* Begin Material for this task *
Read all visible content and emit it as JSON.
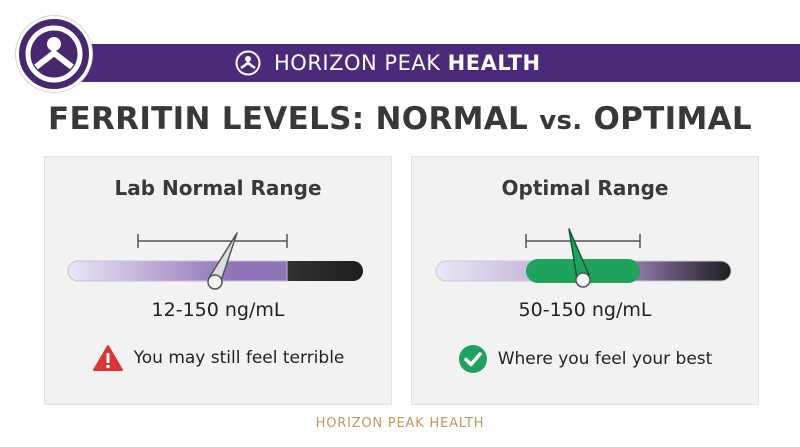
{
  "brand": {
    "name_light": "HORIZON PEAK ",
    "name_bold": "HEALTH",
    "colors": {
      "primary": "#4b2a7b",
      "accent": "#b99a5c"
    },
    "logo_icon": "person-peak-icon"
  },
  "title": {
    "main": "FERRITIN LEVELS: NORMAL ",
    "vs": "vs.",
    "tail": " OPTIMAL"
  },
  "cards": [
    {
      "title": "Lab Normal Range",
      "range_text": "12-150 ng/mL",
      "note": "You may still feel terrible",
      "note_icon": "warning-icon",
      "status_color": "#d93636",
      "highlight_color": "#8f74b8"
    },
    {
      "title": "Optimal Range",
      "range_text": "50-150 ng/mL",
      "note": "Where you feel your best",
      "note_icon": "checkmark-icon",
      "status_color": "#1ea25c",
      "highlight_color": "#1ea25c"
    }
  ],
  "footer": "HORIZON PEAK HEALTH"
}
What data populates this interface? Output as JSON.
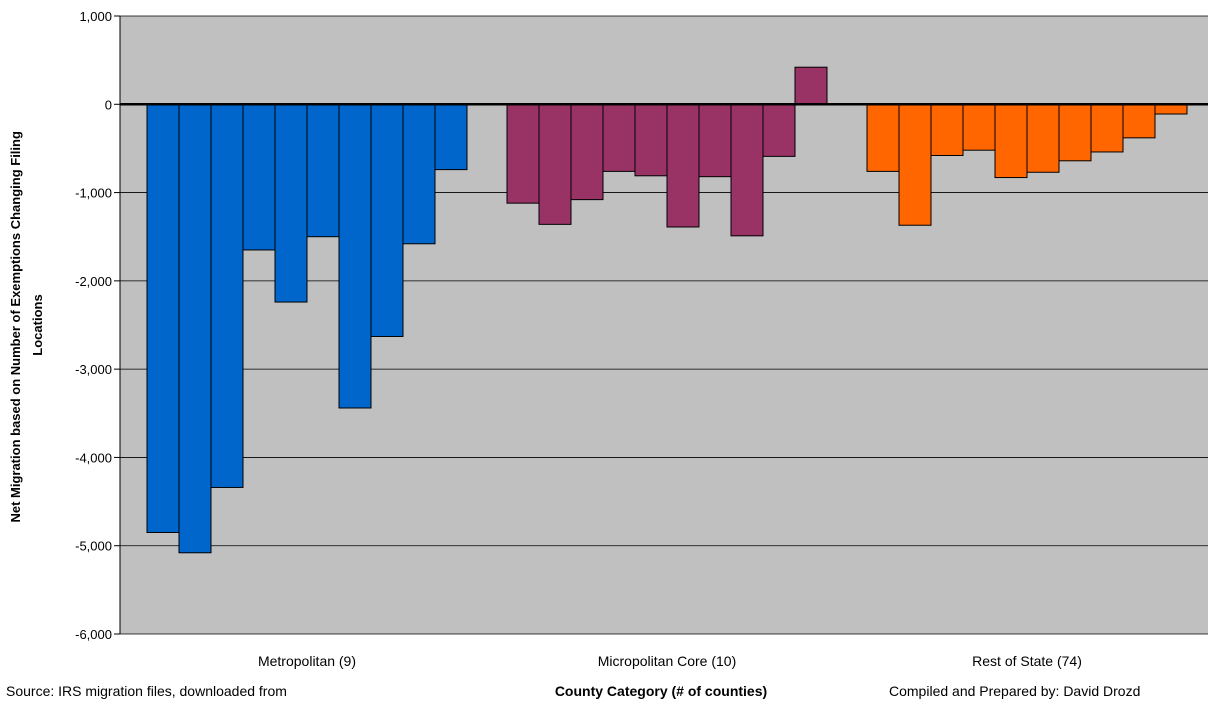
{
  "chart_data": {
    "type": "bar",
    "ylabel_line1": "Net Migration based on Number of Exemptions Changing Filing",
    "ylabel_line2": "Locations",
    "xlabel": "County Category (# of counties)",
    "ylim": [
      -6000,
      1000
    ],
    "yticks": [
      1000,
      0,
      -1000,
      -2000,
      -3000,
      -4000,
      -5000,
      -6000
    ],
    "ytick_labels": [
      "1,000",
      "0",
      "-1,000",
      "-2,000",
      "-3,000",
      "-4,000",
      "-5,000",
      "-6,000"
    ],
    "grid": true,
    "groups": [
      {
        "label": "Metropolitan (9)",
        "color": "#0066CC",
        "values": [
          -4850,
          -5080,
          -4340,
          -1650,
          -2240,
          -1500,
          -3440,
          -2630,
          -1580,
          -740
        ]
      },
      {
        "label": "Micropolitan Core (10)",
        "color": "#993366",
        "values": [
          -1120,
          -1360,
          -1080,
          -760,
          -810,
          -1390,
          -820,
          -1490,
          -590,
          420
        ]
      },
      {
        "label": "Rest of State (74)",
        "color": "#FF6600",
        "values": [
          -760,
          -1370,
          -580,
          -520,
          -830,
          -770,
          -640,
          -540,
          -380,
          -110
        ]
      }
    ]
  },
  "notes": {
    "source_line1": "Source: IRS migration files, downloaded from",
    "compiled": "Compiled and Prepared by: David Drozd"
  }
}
* End Material for this task *
**Task instructions**. Gather all lines from the records above in which "HEALTH" appears.

**Task response**.
    "name_bold": "HEALTH",
  "footer": "HORIZON PEAK HEALTH"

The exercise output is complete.